A run of records

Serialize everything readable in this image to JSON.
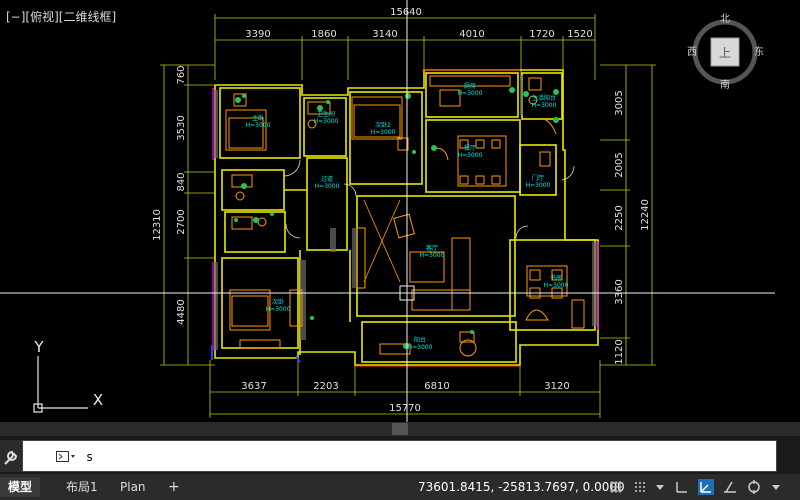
{
  "viewport": {
    "label": "[−][俯视][二维线框]"
  },
  "viewcube": {
    "north": "北",
    "south": "南",
    "east": "东",
    "west": "西",
    "face": "上"
  },
  "ucs": {
    "y": "Y",
    "x": "X"
  },
  "dimensions": {
    "top_total": "15640",
    "top": [
      "3390",
      "1860",
      "3140",
      "4010",
      "1720",
      "1520"
    ],
    "bottom": [
      "3637",
      "2203",
      "6810",
      "3120"
    ],
    "bottom_total": "15770",
    "left_total": "12310",
    "left": [
      "760",
      "3530",
      "840",
      "2700",
      "4480"
    ],
    "right_total": "12240",
    "right": [
      "3005",
      "2005",
      "2250",
      "3360",
      "1120"
    ]
  },
  "rooms": [
    {
      "name": "主卧",
      "h": "H=3000"
    },
    {
      "name": "卫生间",
      "h": "H=3000"
    },
    {
      "name": "次卧2",
      "h": "H=3000"
    },
    {
      "name": "厨房",
      "h": "H=3000"
    },
    {
      "name": "生活阳台",
      "h": "H=3000"
    },
    {
      "name": "餐厅",
      "h": "H=3000"
    },
    {
      "name": "过道",
      "h": "H=3000"
    },
    {
      "name": "门厅",
      "h": "H=3000"
    },
    {
      "name": "客厅",
      "h": "H=3000"
    },
    {
      "name": "书房",
      "h": "H=3000"
    },
    {
      "name": "次卧",
      "h": "H=3000"
    },
    {
      "name": "阳台",
      "h": "H=3000"
    }
  ],
  "command": {
    "value": "s"
  },
  "statusbar": {
    "tabs": [
      "模型",
      "布局1",
      "Plan"
    ],
    "add": "+",
    "coordinates": "73601.8415, -25813.7697, 0.0000"
  },
  "colors": {
    "wall": "#e8e800",
    "dim": "#c8c800",
    "text": "#00e5e5",
    "furniture": "#ff9a00",
    "magenta": "#ff00ff"
  }
}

### Problem
Write out the full set of lines verbatim, without the pictures.

### Response below
Serialize everything readable in this image to JSON.
{
  "viewport": {
    "label": "[−][俯视][二维线框]"
  },
  "viewcube": {
    "north": "北",
    "south": "南",
    "east": "东",
    "west": "西",
    "face": "上"
  },
  "ucs": {
    "y": "Y",
    "x": "X"
  },
  "dimensions": {
    "top_total": "15640",
    "top": [
      "3390",
      "1860",
      "3140",
      "4010",
      "1720",
      "1520"
    ],
    "bottom": [
      "3637",
      "2203",
      "6810",
      "3120"
    ],
    "bottom_total": "15770",
    "left_total": "12310",
    "left": [
      "760",
      "3530",
      "840",
      "2700",
      "4480"
    ],
    "right_total": "12240",
    "right": [
      "3005",
      "2005",
      "2250",
      "3360",
      "1120"
    ]
  },
  "rooms": [
    {
      "name": "主卧",
      "h": "H=3000"
    },
    {
      "name": "卫生间",
      "h": "H=3000"
    },
    {
      "name": "次卧2",
      "h": "H=3000"
    },
    {
      "name": "厨房",
      "h": "H=3000"
    },
    {
      "name": "生活阳台",
      "h": "H=3000"
    },
    {
      "name": "餐厅",
      "h": "H=3000"
    },
    {
      "name": "过道",
      "h": "H=3000"
    },
    {
      "name": "门厅",
      "h": "H=3000"
    },
    {
      "name": "客厅",
      "h": "H=3000"
    },
    {
      "name": "书房",
      "h": "H=3000"
    },
    {
      "name": "次卧",
      "h": "H=3000"
    },
    {
      "name": "阳台",
      "h": "H=3000"
    }
  ],
  "command": {
    "value": "s"
  },
  "statusbar": {
    "tabs": [
      "模型",
      "布局1",
      "Plan"
    ],
    "add": "+",
    "coordinates": "73601.8415, -25813.7697, 0.0000"
  },
  "colors": {
    "wall": "#e8e800",
    "dim": "#c8c800",
    "text": "#00e5e5",
    "furniture": "#ff9a00",
    "magenta": "#ff00ff"
  }
}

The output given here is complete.